**Problem statement**
Transcribe everything in the blog post below about reading Batman comics from "I'm still not" down to "be a start...", word for word.

**Text section**

▬▬▬▬▬▬

I'm still not feeling well, but not really ill either, so I guess that's something; I'm still reading Batman comics, thanks to the next batch that just arrived in my mail today, and obviously also still writing blog entries way past a healthy bed time. Though I have to say, all this "free trade" ideology and there are still 16% customs to pay for a few frelling used Batman comics?! I'd like to see some tangible results from all that "free trade" too -- and hey, I'm not even a developing country looking to export agricultural products... okay, they still wouldn't win me over for their neoliberalism, if I hadn't had to pay customs on Batman comics, but it would be a start...
So, I just read Batman #408-410 and #416, recommended to me in this thread in the Gotham Gazette community for familiarizing myself with some background of the Batman and Nightwing relationship. I should have gotten at least #411 too, because the Jason Todd arc isn't finished by #410, but I didn't know that. I guess I'll find that issue somewhere eventually. Anyway, since chronologically those happen before Batman: Prodigal I decided to postpone my review of that one once again, and start with reviewing these instead.

▬▬▬▬▬▬

**Supplied data**
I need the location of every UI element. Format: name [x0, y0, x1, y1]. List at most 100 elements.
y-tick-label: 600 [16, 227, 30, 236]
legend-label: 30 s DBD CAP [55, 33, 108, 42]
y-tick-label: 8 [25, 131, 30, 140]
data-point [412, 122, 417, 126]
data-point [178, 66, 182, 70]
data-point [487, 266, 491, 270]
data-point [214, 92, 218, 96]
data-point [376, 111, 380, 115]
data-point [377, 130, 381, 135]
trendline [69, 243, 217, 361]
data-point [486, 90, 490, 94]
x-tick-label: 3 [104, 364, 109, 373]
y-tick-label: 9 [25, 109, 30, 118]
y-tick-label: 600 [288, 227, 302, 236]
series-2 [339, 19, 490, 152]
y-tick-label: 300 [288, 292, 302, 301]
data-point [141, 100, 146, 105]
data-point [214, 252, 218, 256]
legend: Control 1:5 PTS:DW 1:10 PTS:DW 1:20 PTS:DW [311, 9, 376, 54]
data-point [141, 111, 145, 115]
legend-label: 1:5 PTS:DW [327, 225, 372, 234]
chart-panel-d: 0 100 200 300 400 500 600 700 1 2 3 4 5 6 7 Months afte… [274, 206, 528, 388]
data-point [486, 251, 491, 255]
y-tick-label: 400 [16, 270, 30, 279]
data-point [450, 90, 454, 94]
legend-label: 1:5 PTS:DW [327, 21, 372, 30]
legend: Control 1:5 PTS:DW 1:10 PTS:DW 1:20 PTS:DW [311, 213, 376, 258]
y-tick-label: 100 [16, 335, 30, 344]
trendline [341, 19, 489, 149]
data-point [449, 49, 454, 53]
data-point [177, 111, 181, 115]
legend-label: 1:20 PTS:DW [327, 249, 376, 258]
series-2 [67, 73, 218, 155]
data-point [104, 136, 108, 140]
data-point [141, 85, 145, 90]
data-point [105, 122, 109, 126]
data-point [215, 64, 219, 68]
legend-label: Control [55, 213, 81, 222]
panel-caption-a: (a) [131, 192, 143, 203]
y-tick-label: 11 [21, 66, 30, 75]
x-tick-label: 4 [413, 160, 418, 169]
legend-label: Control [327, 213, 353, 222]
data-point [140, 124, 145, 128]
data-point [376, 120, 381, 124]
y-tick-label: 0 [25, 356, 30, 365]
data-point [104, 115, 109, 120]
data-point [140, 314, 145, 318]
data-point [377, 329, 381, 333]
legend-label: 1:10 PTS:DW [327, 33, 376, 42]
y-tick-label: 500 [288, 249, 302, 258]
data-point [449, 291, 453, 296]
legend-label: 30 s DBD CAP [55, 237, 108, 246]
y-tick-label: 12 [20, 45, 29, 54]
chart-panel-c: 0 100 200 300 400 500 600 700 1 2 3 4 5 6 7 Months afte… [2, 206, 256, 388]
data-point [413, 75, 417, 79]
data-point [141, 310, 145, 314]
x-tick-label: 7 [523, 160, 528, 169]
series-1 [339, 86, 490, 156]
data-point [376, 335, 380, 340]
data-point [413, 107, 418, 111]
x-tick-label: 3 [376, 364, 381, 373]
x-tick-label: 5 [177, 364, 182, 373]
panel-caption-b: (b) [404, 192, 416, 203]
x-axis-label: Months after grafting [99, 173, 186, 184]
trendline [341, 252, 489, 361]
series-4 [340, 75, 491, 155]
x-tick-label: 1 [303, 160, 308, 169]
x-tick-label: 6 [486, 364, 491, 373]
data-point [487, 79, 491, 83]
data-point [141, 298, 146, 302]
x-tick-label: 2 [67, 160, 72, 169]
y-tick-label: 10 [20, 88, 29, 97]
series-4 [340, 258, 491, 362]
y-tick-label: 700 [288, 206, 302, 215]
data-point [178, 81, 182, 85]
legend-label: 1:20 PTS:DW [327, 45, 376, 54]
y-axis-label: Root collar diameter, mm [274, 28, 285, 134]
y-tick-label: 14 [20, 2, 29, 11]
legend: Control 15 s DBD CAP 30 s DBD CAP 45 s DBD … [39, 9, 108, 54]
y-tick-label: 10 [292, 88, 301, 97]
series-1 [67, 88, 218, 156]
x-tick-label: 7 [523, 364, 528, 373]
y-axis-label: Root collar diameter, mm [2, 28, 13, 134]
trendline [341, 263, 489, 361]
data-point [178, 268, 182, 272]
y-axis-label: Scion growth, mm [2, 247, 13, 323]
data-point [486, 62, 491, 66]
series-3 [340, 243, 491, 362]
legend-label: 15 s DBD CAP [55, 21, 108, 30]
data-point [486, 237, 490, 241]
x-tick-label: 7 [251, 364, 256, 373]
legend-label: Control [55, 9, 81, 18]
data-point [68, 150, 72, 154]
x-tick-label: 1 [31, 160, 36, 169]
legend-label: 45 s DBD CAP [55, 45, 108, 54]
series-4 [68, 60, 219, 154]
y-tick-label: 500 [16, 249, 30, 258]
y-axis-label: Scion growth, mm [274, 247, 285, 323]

▬▬▬▬▬▬

**Response to the exercise**
I'm still not feeling well, but not really ill either, so I guess that's something; I'm still reading Batman comics, thanks to the next batch that just arrived in my mail today, and obviously also still writing blog entries way past a healthy bed time. Though I have to say, all this "free trade" ideology and there are still 16% customs to pay for a few frelling used Batman comics?! I'd like to see some tangible results from all that "free trade" too -- and hey, I'm not even a developing country looking to export agricultural products... okay, they still wouldn't win me over for their neoliberalism, if I hadn't had to pay customs on Batman comics, but it would be a start...